== WORK TO BE COMPLETED ==
Translate this sentence from the Exchange 2010 log truncation text into Spanish: "You can severely damage your system when changing things in the registry."

Exchange 2010, Windows Server Backup does not Truncate Logs

So, you have successfully built a new Standalone Exchange 2010 server on Windows Server 2008 R2 Enterprise.  Everything is in working order and humming along nicely.  Of course humming along nicely does mean you have transaction logs piling up, slowly eating away space.  If you did an optimal install the logs and databases are on a larger volume separate from your C drive, so not a big worry right away, but it eventually will be.  Fortunately one of the other things you must do with an Exchange server is make frequent backups, which indecently will truncate all those log files every time it completes, thus solving your pile of files.

Then you discover that the backups, while claiming to be complete, have not truncated any log files.

 

I fought with this myself for several weeks.  I’ve been through every forum out there on the subject and made little headway until something finally clicked.  So, I am going to detail what I did here so that anyone else out there that might stumble upon this can find closure as well.

 

First.  There are several things that can cause this, and my situation was specific.  I am going to start by detailing some specific setup items and symptoms.  If your situation matches what I list then this will most likely work.  If not then I would move on and keep searching.

As always use these instructions at your own risk.

For this solution to work the following must be occurring:

1. When running Windows Server Backup, either scheduled or once, you are backing up each volume that contains exchange db and log files.  Other volumes or items do not matter, you must backup the whole volume(s) that contain the db and log files.

2. When setting up the backup you went to Advanced and the VS Options tab and set it to “Full” backup.  Copy will not truncate files.  The advanced button is on the same screen you added the volumes to backup.

3. When the backup is run once, you never see the top status say “Running consistency checks on the application Exchange”

4. When the backup completes, Windows Server Backup says it is successful.  But in Event Viewer you get an event ID 9782 in MSExchangeIS for each database being backed up, plus one event ID 2007 for ESE.

5. If you look in Services you have “Microsoft Exchange Server Extension for Windows Server Backup”  and it is not started.  If you do start it then run a backup you will find it is no longer started once the backup completes.  Even if you set it to automatic.

6. If you run the command “vssadmin list writers” you do have “Exchange VSS Writer” listed, and it reports No Errors.

7. You have disabled or uninstalled any Anti-Virus programs on the server

8. You are not either running out of space on any of the drives (especially the location you are backing up to) or finding any drive errors in event viewer.

 

If the items I have listed above apply to you, then your Exchange Server Extension for Windows Server Backup is most likely not registered properly.  This requires some registry editing.

As always follow these instructions at your own risk.  You can severely damage your system when changing things in the registry.

 

There are 3 keys in question, so first check to see if they even exists.

In regedit.exe go to HKLM\SOFTWARE\Microsoft\Windows NT\CurrentVersion

There should be a key under CurrentVersion named WindowsServerBackup, under that is Application Support, and under that is {WriterGUID}  all of which I will explain.  If you are missing any of those 3 keys, or they are incorrect it is most likely the problem.

== RECORD SET ==
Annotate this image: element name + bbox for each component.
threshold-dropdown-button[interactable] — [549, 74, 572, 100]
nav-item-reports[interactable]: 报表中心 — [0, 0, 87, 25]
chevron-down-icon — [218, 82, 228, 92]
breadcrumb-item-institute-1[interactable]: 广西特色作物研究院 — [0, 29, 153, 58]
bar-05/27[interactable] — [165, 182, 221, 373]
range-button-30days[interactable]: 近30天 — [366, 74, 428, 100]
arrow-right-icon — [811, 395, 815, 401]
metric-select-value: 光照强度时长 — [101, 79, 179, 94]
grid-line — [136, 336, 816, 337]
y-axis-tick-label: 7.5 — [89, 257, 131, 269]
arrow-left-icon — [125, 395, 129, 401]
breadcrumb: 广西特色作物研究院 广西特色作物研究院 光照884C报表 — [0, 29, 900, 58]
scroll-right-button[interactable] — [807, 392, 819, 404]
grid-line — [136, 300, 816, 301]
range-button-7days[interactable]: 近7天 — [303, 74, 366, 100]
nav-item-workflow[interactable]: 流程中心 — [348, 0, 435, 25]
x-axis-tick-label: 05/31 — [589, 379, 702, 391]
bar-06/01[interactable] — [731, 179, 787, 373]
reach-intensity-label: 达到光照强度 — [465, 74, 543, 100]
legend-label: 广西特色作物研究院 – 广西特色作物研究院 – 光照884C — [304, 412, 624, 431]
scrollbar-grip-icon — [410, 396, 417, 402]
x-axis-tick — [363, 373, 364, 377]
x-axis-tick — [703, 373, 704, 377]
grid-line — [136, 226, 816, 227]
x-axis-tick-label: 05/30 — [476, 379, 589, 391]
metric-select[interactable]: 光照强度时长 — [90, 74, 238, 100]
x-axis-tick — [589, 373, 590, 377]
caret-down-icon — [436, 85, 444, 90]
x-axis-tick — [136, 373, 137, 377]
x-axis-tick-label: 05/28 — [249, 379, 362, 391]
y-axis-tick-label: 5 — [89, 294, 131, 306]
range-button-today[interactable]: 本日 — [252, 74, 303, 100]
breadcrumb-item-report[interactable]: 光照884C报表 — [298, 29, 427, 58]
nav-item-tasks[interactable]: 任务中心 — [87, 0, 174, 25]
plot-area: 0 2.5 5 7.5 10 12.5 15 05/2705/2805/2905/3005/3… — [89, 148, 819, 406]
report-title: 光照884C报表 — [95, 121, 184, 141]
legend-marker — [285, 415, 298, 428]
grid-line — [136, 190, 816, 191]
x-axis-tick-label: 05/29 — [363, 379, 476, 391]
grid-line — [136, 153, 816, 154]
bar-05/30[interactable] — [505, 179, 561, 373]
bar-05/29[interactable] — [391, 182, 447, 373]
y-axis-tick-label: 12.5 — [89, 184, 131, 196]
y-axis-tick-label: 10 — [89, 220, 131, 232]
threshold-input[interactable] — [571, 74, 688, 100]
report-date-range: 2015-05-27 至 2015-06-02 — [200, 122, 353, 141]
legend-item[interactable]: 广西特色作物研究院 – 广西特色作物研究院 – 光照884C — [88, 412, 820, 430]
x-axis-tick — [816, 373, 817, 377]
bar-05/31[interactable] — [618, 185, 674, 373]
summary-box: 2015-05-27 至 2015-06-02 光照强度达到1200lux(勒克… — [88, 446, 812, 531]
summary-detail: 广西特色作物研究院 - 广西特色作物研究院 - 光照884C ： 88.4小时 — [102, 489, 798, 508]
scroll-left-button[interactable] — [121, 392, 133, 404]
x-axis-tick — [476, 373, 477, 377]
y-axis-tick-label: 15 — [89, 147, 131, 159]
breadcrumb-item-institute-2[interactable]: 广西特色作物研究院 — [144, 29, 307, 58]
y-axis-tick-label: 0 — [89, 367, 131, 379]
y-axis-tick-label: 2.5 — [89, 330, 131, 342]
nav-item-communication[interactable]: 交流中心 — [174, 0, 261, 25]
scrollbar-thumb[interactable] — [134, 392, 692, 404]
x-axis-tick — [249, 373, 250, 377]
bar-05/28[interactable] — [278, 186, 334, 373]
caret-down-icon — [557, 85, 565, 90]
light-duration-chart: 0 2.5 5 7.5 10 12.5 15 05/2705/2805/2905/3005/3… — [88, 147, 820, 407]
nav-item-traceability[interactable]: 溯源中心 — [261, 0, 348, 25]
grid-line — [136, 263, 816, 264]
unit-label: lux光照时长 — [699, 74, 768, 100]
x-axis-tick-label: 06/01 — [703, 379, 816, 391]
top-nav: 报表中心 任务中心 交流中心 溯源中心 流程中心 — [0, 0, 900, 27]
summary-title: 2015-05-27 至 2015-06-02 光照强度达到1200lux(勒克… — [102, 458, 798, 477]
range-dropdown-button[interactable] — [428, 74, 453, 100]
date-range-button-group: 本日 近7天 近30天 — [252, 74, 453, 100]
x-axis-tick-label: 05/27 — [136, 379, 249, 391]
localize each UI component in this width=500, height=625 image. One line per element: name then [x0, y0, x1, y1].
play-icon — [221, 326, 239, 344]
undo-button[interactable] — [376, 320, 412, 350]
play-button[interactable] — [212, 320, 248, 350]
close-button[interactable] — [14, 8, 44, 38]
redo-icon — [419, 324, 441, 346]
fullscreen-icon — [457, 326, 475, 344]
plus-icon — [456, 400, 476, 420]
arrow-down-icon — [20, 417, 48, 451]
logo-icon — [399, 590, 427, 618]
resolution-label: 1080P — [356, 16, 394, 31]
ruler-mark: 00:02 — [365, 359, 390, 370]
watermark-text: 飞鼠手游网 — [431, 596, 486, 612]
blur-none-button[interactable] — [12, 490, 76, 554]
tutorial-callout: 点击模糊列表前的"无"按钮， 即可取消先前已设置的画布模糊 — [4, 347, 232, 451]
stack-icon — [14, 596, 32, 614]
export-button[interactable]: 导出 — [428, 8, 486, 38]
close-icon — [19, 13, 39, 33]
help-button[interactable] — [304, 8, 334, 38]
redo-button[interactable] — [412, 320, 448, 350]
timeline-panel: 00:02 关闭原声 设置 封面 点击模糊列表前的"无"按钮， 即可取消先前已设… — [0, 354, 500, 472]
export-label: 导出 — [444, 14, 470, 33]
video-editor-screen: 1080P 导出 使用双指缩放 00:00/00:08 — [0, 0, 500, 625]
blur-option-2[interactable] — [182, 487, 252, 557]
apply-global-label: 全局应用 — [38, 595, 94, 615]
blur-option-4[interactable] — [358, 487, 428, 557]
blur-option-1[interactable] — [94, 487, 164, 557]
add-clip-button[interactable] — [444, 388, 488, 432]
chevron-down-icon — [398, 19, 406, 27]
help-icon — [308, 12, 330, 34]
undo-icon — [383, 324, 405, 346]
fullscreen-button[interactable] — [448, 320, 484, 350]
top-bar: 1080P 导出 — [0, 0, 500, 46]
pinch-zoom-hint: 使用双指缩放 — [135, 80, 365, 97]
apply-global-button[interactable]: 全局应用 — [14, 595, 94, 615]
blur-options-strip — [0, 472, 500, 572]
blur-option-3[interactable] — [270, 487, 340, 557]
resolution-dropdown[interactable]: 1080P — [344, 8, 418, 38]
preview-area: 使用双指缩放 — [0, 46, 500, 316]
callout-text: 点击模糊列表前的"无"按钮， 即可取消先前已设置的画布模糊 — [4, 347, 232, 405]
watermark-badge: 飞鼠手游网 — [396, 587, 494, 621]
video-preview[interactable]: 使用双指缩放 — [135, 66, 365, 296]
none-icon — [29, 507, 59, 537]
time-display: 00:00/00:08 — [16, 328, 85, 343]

== RESULT FOR THIS TASK ==
Puede dañar gravemente su sistema al modificar elementos del registro.